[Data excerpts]

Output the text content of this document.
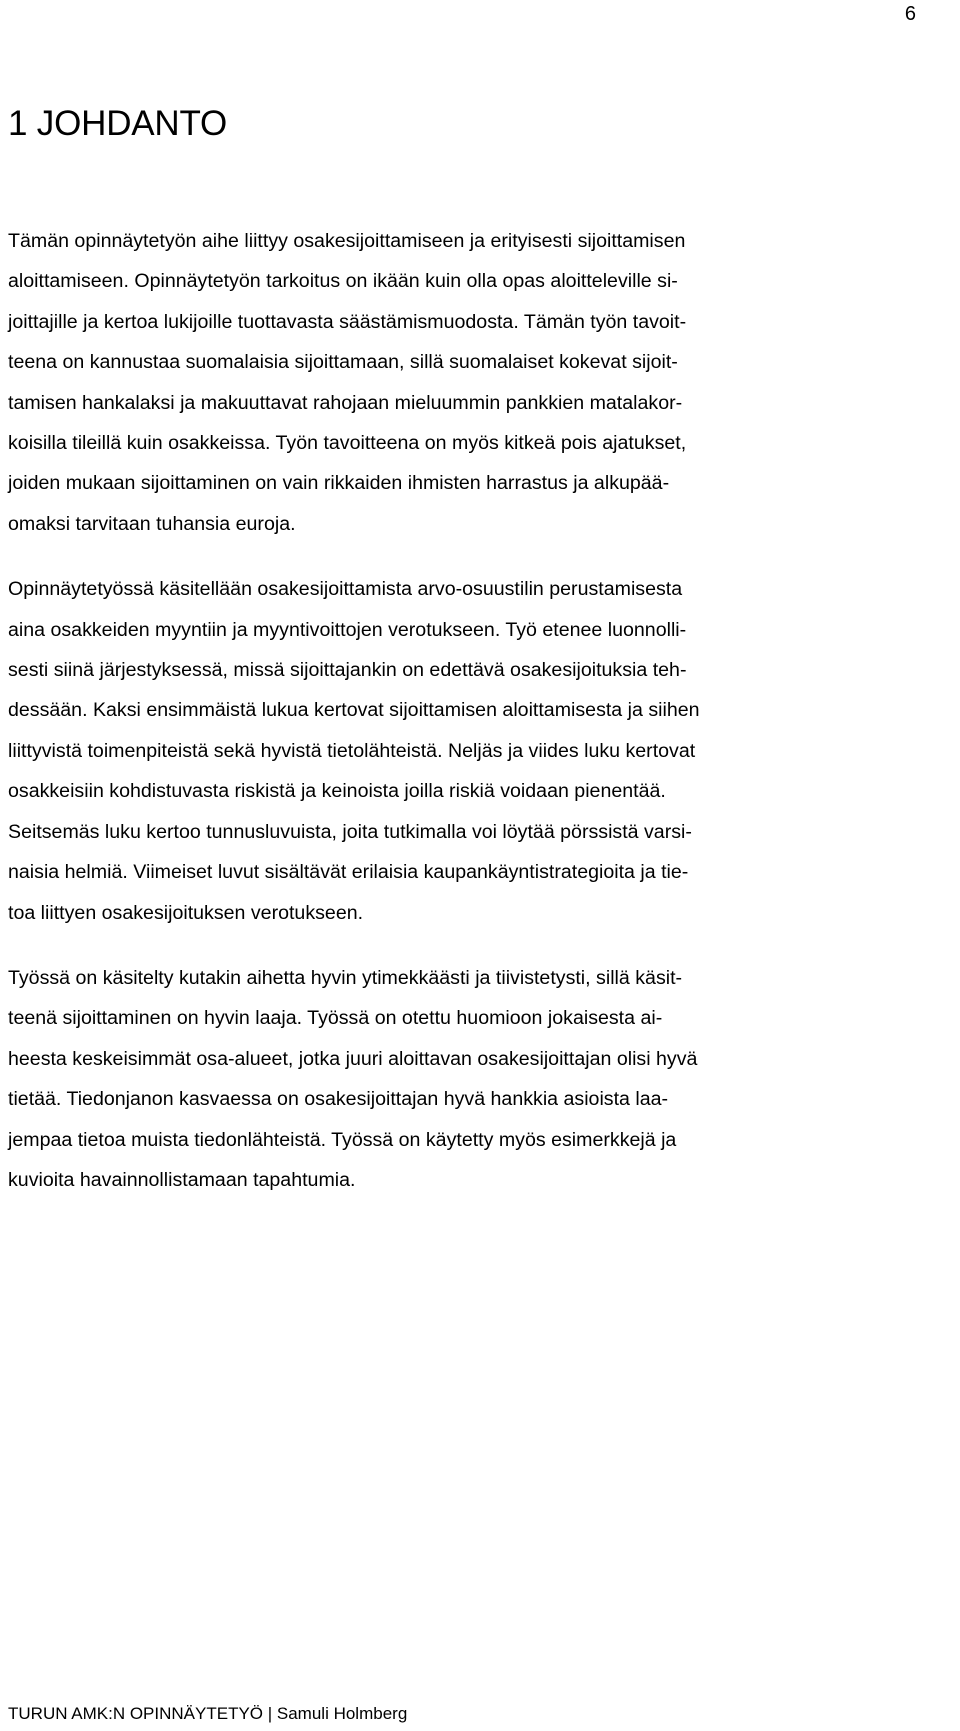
6
1 JOHDANTO

Tämän opinnäytetyön aihe liittyy osakesijoittamiseen ja erityisesti sijoittamisen
aloittamiseen. Opinnäytetyön tarkoitus on ikään kuin olla opas aloitteleville si-
joittajille ja kertoa lukijoille tuottavasta säästämismuodosta. Tämän työn tavoit-
teena on kannustaa suomalaisia sijoittamaan, sillä suomalaiset kokevat sijoit-
tamisen hankalaksi ja makuuttavat rahojaan mieluummin pankkien matalakor-
koisilla tileillä kuin osakkeissa. Työn tavoitteena on myös kitkeä pois ajatukset,
joiden mukaan sijoittaminen on vain rikkaiden ihmisten harrastus ja alkupää-
omaksi tarvitaan tuhansia euroja.

Opinnäytetyössä käsitellään osakesijoittamista arvo-osuustilin perustamisesta
aina osakkeiden myyntiin ja myyntivoittojen verotukseen. Työ etenee luonnolli-
sesti siinä järjestyksessä, missä sijoittajankin on edettävä osakesijoituksia teh-
dessään. Kaksi ensimmäistä lukua kertovat sijoittamisen aloittamisesta ja siihen
liittyvistä toimenpiteistä sekä hyvistä tietolähteistä. Neljäs ja viides luku kertovat
osakkeisiin kohdistuvasta riskistä ja keinoista joilla riskiä voidaan pienentää.
Seitsemäs luku kertoo tunnusluvuista, joita tutkimalla voi löytää pörssistä varsi-
naisia helmiä. Viimeiset luvut sisältävät erilaisia kaupankäyntistrategioita ja tie-
toa liittyen osakesijoituksen verotukseen.

Työssä on käsitelty kutakin aihetta hyvin ytimekkäästi ja tiivistetysti, sillä käsit-
teenä sijoittaminen on hyvin laaja. Työssä on otettu huomioon jokaisesta ai-
heesta keskeisimmät osa-alueet, jotka juuri aloittavan osakesijoittajan olisi hyvä
tietää. Tiedonjanon kasvaessa on osakesijoittajan hyvä hankkia asioista laa-
jempaa tietoa muista tiedonlähteistä. Työssä on käytetty myös esimerkkejä ja
kuvioita havainnollistamaan tapahtumia.

TURUN AMK:N OPINNÄYTETYÖ | Samuli Holmberg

What you have to do >>
Reproduce each line of the entries in which the word "sijoittamisen" is found.

Reply >>
Tämän opinnäytetyön aihe liittyy osakesijoittamiseen ja erityisesti sijoittamisen
dessään. Kaksi ensimmäistä lukua kertovat sijoittamisen aloittamisesta ja siihen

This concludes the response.